Would you output the whole listing below, exactly as it reads?

┌──

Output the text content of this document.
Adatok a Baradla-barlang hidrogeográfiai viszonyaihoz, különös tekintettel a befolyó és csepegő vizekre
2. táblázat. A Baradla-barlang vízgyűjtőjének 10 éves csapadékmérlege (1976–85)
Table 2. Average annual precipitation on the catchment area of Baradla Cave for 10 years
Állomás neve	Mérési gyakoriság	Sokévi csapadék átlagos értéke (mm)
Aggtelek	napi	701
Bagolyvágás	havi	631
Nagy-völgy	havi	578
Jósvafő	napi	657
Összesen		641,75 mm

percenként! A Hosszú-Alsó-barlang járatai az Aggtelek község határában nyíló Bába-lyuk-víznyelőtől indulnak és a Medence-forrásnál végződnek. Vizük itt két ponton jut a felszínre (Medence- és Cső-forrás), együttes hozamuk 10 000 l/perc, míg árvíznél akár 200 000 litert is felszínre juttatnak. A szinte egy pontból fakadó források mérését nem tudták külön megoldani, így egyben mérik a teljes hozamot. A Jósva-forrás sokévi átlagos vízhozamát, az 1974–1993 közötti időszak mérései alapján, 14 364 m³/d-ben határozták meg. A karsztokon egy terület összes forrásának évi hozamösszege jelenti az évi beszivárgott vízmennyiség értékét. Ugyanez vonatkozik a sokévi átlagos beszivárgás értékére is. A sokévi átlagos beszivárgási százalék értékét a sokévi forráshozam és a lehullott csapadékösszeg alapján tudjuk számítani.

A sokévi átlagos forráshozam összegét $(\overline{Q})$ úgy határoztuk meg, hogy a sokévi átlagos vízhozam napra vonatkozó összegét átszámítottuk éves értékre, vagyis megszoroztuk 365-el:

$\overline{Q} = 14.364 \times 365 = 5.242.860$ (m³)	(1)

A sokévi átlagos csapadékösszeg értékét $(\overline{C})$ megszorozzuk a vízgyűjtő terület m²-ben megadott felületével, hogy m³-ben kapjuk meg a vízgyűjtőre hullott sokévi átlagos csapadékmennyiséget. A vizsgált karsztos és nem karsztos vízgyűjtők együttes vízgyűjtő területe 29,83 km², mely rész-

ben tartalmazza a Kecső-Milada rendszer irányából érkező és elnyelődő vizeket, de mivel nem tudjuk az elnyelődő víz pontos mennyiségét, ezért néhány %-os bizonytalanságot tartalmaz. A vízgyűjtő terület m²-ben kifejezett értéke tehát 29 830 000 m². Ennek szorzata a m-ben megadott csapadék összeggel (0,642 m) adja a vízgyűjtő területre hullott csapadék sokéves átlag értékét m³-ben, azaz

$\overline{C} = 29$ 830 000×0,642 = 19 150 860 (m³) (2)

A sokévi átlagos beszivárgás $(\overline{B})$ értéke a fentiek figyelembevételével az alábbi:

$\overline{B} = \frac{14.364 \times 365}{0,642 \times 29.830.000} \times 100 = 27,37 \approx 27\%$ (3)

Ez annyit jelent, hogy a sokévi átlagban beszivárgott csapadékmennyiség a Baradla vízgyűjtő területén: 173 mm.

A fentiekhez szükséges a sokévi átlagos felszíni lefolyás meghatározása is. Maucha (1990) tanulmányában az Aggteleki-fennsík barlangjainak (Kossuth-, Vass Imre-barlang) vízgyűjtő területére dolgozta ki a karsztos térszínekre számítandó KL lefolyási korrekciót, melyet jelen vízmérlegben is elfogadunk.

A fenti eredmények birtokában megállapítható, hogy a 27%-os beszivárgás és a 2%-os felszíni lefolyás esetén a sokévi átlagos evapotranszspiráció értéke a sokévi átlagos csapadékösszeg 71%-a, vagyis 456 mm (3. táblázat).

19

└──

Task output –
Output the text content of this document.
Adatok a Baradla-barlang hidrogeográfiai viszonyaihoz, különös tekintettel a befolyó és csepegő vizekre
2. táblázat. A Baradla-barlang vízgyűjtőjének 10 éves csapadékmérlege (1976–85)
Table 2. Average annual precipitation on the catchment area of Baradla Cave for 10 years
Állomás neve	Mérési gyakoriság	Sokévi csapadék átlagos értéke (mm)
Aggtelek	napi	701
Bagolyvágás	havi	631
Nagy-völgy	havi	578
Jósvafő	napi	657
Összesen		641,75 mm

percenként! A Hosszú-Alsó-barlang járatai az Aggtelek község határában nyíló Bába-lyuk-víznyelőtől indulnak és a Medence-forrásnál végződnek. Vizük itt két ponton jut a felszínre (Medence- és Cső-forrás), együttes hozamuk 10 000 l/perc, míg árvíznél akár 200 000 litert is felszínre juttatnak. A szinte egy pontból fakadó források mérését nem tudták külön megoldani, így egyben mérik a teljes hozamot. A Jósva-forrás sokévi átlagos vízhozamát, az 1974–1993 közötti időszak mérései alapján, 14 364 m³/d-ben határozták meg. A karsztokon egy terület összes forrásának évi hozamösszege jelenti az évi beszivárgott vízmennyiség értékét. Ugyanez vonatkozik a sokévi átlagos beszivárgás értékére is. A sokévi átlagos beszivárgási százalék értékét a sokévi forráshozam és a lehullott csapadékösszeg alapján tudjuk számítani.

A sokévi átlagos forráshozam összegét $(\overline{Q})$ úgy határoztuk meg, hogy a sokévi átlagos vízhozam napra vonatkozó összegét átszámítottuk éves értékre, vagyis megszoroztuk 365-el:

$\overline{Q} = 14.364 \times 365 = 5.242.860$ (m³)	(1)

A sokévi átlagos csapadékösszeg értékét $(\overline{C})$ megszorozzuk a vízgyűjtő terület m²-ben megadott felületével, hogy m³-ben kapjuk meg a vízgyűjtőre hullott sokévi átlagos csapadékmennyiséget. A vizsgált karsztos és nem karsztos vízgyűjtők együttes vízgyűjtő területe 29,83 km², mely rész-

ben tartalmazza a Kecső-Milada rendszer irányából érkező és elnyelődő vizeket, de mivel nem tudjuk az elnyelődő víz pontos mennyiségét, ezért néhány %-os bizonytalanságot tartalmaz. A vízgyűjtő terület m²-ben kifejezett értéke tehát 29 830 000 m². Ennek szorzata a m-ben megadott csapadék összeggel (0,642 m) adja a vízgyűjtő területre hullott csapadék sokéves átlag értékét m³-ben, azaz

$\overline{C} = 29$ 830 000×0,642 = 19 150 860 (m³) (2)

A sokévi átlagos beszivárgás $(\overline{B})$ értéke a fentiek figyelembevételével az alábbi:

$\overline{B} = \frac{14.364 \times 365}{0,642 \times 29.830.000} \times 100 = 27,37 \approx 27\%$ (3)

Ez annyit jelent, hogy a sokévi átlagban beszivárgott csapadékmennyiség a Baradla vízgyűjtő területén: 173 mm.

A fentiekhez szükséges a sokévi átlagos felszíni lefolyás meghatározása is. Maucha (1990) tanulmányában az Aggteleki-fennsík barlangjainak (Kossuth-, Vass Imre-barlang) vízgyűjtő területére dolgozta ki a karsztos térszínekre számítandó KL lefolyási korrekciót, melyet jelen vízmérlegben is elfogadunk.

A fenti eredmények birtokában megállapítható, hogy a 27%-os beszivárgás és a 2%-os felszíni lefolyás esetén a sokévi átlagos evapotranszspiráció értéke a sokévi átlagos csapadékösszeg 71%-a, vagyis 456 mm (3. táblázat).

19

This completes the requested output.